### Текст
Бога нельзя призвать к ответу, потому что Бог за пределами всякой ответственности, за пределами человеческого постижения. Марша повторяет мысли о Боге из Книги Иова, осуждение, выраженное ничтожности человеческого ума («Можешь ли ты исследованием найти Бога?», Иов, 11:7). Но роман Рота восходит к греческому контексту полнее, чем к библейскому. Название «Немезида» определяет вопрошание о вселенском правосудии в греческих понятиях, а сюжет зиждется на той же драматической иронии, что и Софоклов «Царь Эдип»: возглавляющий борьбу с чумой – сам, не ведая того, переносчик чумы.
Что такое Немезида (или немезида как нарицательное понятие)? Немезида (нарицательно) точнее всего переводится латинским словом indignatio, от которого происходит английское indignation[30], а «Возмущением»[31] называется книга Рота, вышедшая в 2008 году (сюжет сгущается), – роман, который вместе с «Обычным человеком»[32] (2006), «Унижением»[33] (2009) и «Немезидой» входит в подгруппу работ Рота, которую сам он именует «Немезида. Короткие романы».
Indignatio и nemesis – слова многозначные: они описывают и неподобающие (несправедливые) действия, и чувства (справедливого) гнева на такие действия. За словом nemesis (через глагол nemo – распределять) стоит представление об удаче, доброй или злой, и о том, как мироздание ее раздает. Немезида (богиня, вселенская сила) следит за тем, чтобы те, кто преуспевает сверх должной меры, оказывались присмирены. Так Эдип, покоритель Сфинкса, великий царь, покидает Фивы слепым попрошайкой. Так Бычок Кантор, обожаемый всеми спортсмен – самые лирические страницы «Немезиды» воспевают его ловкость в метании копья, – оказывается калекой за конторкой почтового отделения.

(Записи о том, где расположены элементы)

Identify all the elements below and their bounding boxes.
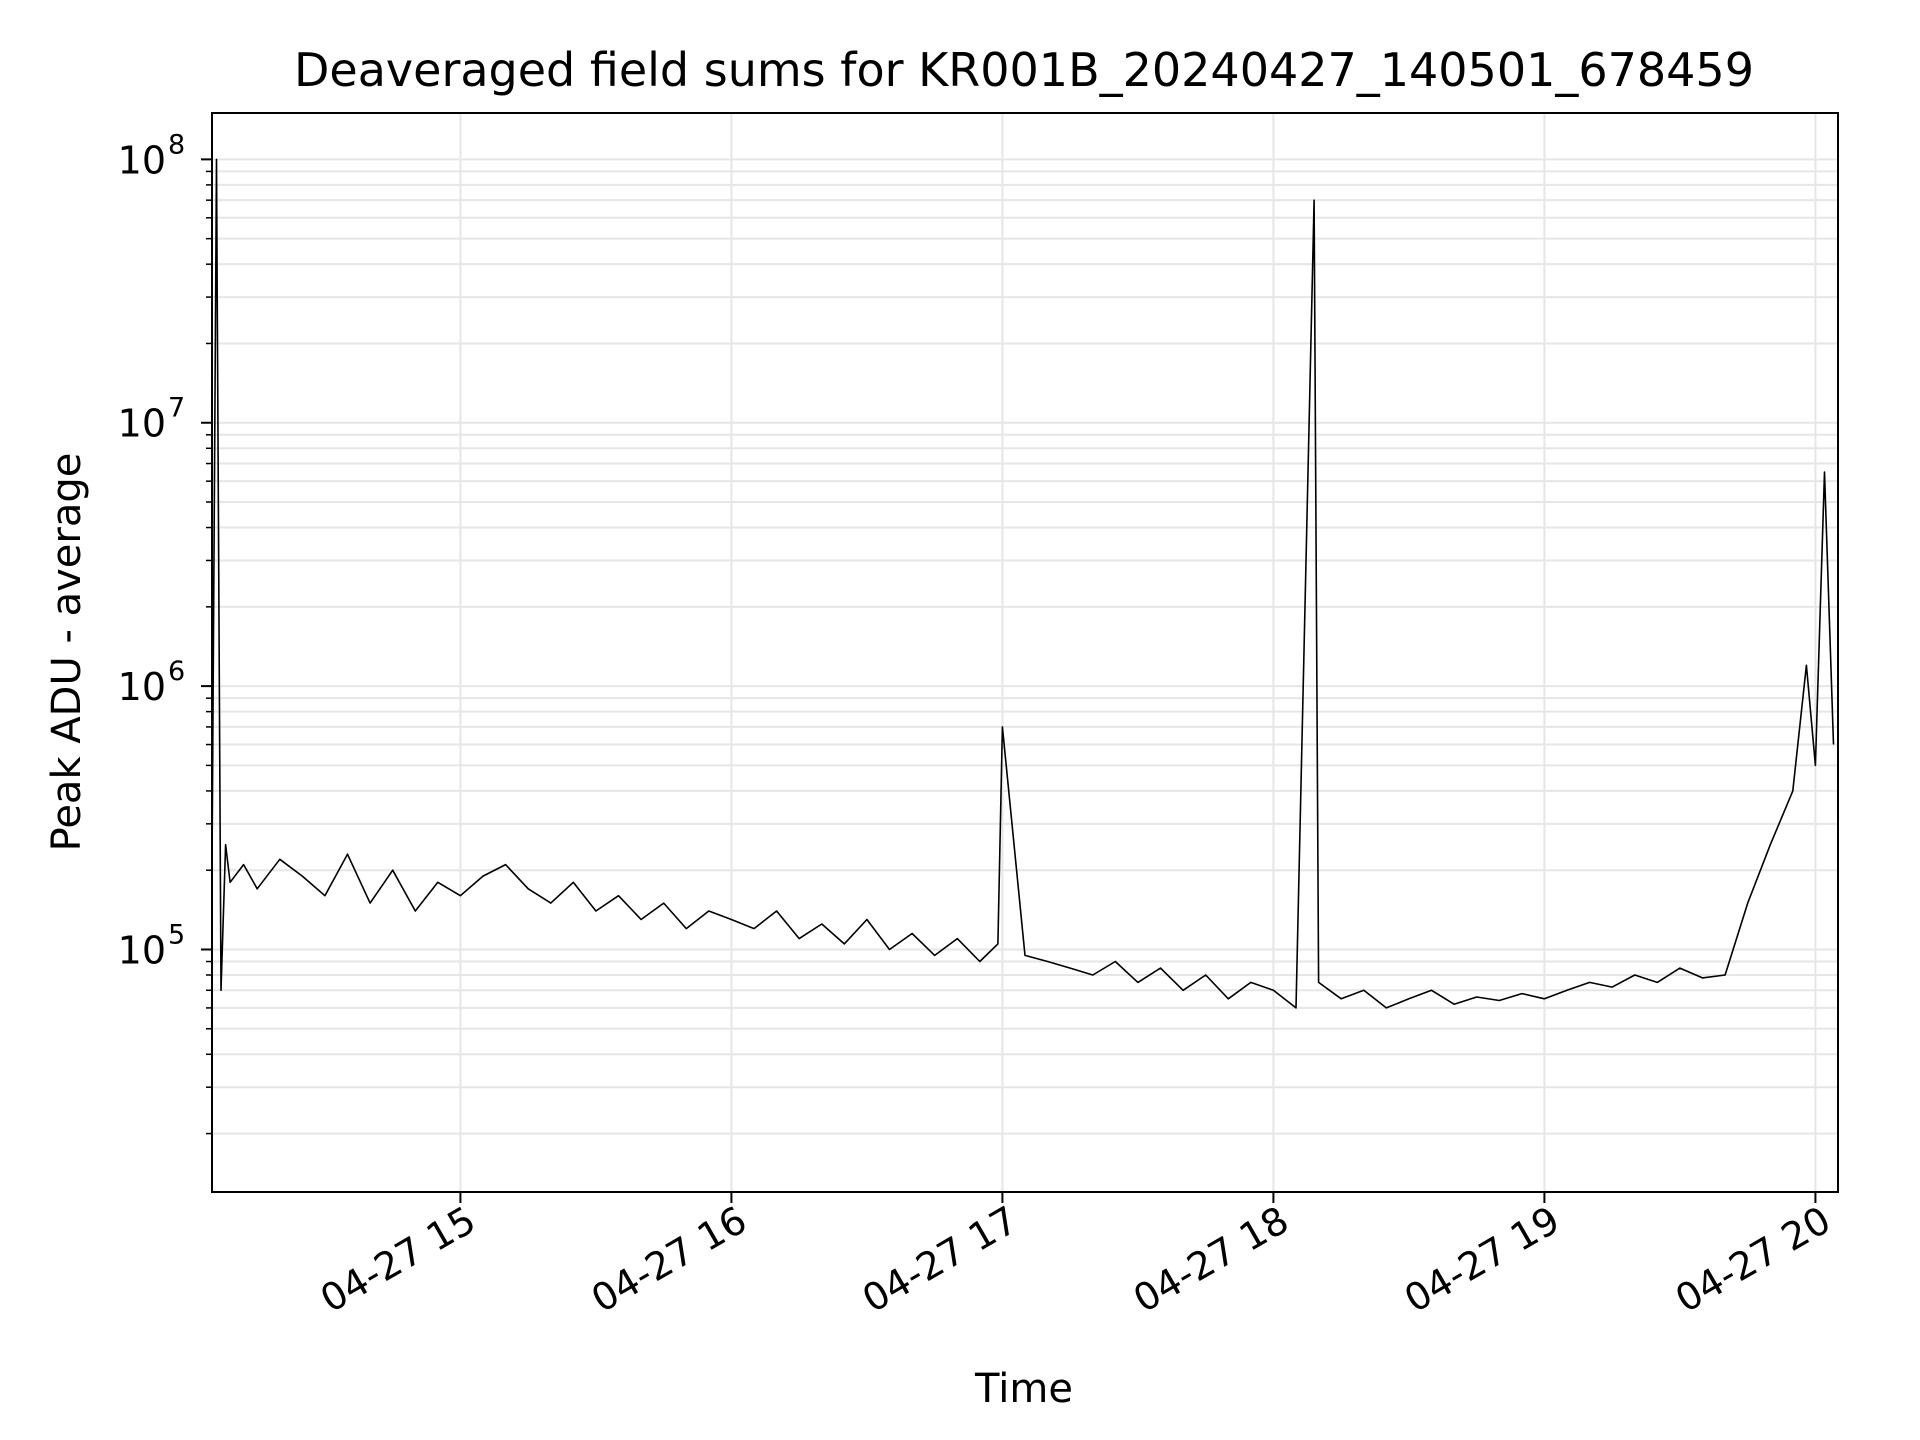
y-tick-exponent: 5 bbox=[168, 919, 185, 950]
grid bbox=[212, 113, 1838, 1192]
y-axis-label: Peak ADU - average bbox=[44, 453, 90, 852]
y-tick-exponent: 6 bbox=[168, 656, 185, 687]
plot-area bbox=[211, 158, 1835, 1009]
y-tick-label: 10 bbox=[118, 402, 166, 446]
chart-title: Deaveraged field sums for KR001B_2024042… bbox=[294, 43, 1754, 97]
y-tick-label: 10 bbox=[118, 665, 166, 709]
x-axis-label: Time bbox=[974, 1366, 1073, 1412]
y-tick-exponent: 7 bbox=[168, 393, 185, 424]
y-tick-label: 10 bbox=[118, 138, 166, 182]
y-tick-label: 10 bbox=[118, 928, 166, 972]
y-tick-exponent: 8 bbox=[168, 129, 185, 160]
plot-frame bbox=[211, 112, 1839, 1193]
series-line bbox=[211, 158, 1835, 1009]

### Цель задания
Перепишите дословно отрывок из текста о романе Рота «Немезида», начиная со слов «Indignatio и nemesis» и продолжая до слов «конторкой почтового отделения.» включительно. Приведённый материал здесь не используется.

### Письменное решение
Indignatio и nemesis – слова многозначные: они описывают и неподобающие (несправедливые) действия, и чувства (справедливого) гнева на такие действия. За словом nemesis (через глагол nemo – распределять) стоит представление об удаче, доброй или злой, и о том, как мироздание ее раздает. Немезида (богиня, вселенская сила) следит за тем, чтобы те, кто преуспевает сверх должной меры, оказывались присмирены. Так Эдип, покоритель Сфинкса, великий царь, покидает Фивы слепым попрошайкой. Так Бычок Кантор, обожаемый всеми спортсмен – самые лирические страницы «Немезиды» воспевают его ловкость в метании копья, – оказывается калекой за конторкой почтового отделения.